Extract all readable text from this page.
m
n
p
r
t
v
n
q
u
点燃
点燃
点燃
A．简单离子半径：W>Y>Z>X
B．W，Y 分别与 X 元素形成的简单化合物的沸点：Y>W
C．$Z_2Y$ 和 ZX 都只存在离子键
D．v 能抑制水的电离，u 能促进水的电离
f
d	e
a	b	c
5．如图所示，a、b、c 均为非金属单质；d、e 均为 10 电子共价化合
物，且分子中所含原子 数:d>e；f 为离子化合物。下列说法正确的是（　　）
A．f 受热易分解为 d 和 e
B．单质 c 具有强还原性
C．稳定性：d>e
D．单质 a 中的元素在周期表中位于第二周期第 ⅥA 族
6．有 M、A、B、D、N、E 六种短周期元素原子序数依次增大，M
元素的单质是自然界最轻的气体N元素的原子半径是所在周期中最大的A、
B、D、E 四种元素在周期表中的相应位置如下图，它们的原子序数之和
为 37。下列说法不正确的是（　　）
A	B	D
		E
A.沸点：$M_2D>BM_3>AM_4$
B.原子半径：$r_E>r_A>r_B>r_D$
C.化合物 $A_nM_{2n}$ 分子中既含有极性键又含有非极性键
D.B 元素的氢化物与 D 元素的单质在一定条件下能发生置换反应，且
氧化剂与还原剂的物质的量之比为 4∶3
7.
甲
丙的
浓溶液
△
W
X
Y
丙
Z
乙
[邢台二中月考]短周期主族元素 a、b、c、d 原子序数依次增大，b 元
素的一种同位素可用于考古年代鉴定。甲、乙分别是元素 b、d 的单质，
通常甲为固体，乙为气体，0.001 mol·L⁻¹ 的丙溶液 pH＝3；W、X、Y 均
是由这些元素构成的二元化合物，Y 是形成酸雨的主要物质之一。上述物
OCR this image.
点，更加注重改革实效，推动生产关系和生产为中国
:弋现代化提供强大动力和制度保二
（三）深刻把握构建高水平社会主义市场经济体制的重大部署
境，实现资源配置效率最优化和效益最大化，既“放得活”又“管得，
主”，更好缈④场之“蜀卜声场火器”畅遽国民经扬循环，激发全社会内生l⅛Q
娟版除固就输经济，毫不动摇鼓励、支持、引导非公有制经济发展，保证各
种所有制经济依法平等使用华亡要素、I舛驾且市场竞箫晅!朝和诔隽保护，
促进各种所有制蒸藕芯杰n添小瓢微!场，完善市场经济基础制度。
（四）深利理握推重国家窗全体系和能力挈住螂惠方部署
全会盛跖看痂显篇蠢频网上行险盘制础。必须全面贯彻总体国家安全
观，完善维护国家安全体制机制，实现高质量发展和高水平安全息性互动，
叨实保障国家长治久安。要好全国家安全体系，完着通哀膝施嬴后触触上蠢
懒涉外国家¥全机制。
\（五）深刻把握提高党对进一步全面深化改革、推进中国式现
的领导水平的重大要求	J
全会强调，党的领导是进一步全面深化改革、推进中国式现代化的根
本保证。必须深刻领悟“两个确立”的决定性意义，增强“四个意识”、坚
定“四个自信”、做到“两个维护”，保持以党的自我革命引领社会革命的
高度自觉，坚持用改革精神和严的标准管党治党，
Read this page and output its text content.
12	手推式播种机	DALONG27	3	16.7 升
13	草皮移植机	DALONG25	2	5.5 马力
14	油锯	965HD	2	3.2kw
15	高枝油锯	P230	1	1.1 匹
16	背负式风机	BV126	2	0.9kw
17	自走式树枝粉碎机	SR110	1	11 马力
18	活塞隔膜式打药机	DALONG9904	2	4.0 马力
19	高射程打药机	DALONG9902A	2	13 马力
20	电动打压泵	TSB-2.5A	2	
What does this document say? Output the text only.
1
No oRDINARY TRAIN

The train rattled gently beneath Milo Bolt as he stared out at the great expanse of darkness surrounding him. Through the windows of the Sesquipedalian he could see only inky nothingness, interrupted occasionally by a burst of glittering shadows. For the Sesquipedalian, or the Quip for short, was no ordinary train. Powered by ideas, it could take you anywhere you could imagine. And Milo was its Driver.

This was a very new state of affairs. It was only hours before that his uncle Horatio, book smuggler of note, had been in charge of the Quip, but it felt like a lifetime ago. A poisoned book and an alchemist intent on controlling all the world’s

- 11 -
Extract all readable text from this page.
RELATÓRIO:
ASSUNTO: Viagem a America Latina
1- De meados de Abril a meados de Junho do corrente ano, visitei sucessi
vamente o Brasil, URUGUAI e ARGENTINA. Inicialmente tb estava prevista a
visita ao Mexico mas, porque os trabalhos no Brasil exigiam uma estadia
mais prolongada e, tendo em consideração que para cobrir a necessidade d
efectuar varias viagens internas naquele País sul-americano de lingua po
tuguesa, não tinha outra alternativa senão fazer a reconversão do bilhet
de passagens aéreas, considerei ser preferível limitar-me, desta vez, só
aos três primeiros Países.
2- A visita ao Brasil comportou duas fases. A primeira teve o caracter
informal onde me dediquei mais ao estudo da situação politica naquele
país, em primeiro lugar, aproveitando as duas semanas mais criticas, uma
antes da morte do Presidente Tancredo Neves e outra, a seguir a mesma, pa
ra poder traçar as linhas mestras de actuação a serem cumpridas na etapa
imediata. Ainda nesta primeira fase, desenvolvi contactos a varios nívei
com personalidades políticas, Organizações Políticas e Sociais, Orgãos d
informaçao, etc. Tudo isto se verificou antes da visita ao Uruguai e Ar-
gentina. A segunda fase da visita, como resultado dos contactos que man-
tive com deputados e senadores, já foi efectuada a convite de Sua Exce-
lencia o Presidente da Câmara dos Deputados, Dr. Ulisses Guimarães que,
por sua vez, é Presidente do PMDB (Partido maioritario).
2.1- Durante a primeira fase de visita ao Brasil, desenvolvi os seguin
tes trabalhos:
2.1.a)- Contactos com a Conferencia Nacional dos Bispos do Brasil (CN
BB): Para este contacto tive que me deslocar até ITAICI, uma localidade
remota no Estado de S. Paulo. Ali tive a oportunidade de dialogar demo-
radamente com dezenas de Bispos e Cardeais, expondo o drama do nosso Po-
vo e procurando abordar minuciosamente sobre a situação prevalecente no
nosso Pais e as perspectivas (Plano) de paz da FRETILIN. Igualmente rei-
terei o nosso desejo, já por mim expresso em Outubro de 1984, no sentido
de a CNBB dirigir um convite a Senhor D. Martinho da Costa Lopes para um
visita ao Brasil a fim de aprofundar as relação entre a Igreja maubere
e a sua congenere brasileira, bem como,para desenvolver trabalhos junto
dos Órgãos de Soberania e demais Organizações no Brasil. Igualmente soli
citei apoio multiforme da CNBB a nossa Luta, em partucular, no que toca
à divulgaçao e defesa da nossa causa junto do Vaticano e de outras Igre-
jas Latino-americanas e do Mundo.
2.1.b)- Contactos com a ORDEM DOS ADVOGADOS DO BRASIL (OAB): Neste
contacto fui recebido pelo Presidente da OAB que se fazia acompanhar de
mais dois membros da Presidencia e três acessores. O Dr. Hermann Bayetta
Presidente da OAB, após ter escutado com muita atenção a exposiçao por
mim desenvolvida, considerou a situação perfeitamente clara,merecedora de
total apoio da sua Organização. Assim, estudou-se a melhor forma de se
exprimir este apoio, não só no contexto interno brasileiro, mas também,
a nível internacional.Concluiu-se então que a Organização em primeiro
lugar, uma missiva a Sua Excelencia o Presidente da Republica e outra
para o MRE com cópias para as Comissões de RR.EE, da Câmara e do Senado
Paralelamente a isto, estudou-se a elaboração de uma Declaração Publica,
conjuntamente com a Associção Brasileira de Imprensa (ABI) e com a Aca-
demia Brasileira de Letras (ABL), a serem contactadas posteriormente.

==============================

▸ **GIVEN TASK**: Using the material above, state how many lines include the string "Igualmente". Answer with a single number.

▸ **ANSWER TO THIS EXERCISE**: 2